> [Task description]
In the lines below, how many hold the word "серии"? Answer only with the number.
-------- Input for this task
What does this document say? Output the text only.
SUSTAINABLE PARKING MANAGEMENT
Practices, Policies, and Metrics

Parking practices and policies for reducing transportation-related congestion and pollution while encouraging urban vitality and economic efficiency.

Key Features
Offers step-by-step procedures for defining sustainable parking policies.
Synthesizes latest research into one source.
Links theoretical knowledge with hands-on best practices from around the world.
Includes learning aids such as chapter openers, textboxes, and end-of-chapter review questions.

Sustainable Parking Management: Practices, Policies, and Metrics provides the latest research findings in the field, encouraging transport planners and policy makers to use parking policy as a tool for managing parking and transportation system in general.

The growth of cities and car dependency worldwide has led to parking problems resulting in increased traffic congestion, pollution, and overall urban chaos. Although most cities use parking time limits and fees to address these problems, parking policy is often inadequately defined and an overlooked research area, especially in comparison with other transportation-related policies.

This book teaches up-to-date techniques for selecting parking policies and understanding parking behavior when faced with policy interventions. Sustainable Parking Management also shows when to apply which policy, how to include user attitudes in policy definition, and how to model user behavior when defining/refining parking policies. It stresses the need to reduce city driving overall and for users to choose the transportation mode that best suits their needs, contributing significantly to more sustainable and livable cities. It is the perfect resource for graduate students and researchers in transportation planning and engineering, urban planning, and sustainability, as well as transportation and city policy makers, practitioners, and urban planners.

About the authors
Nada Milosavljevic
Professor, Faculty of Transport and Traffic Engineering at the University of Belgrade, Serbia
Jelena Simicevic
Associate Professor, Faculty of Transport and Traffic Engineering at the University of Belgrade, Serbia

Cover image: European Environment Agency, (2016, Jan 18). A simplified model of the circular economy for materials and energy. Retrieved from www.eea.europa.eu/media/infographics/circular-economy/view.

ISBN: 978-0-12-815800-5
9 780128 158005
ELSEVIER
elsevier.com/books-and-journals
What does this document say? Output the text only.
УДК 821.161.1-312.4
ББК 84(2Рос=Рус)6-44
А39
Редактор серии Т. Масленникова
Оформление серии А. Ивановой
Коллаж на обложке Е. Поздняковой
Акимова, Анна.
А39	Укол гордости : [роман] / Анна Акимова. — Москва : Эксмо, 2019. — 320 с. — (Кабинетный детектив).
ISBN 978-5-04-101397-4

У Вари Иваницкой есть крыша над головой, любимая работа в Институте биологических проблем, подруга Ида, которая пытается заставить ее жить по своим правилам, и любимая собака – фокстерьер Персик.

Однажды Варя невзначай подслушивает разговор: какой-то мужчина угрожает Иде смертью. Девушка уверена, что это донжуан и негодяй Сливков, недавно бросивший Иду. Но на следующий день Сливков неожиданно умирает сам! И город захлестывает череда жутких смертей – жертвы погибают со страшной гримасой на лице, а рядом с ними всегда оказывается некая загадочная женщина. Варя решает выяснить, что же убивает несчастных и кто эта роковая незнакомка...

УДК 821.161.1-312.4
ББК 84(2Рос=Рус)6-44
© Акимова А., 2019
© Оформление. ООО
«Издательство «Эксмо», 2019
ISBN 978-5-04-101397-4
----------------
> [Task output]
2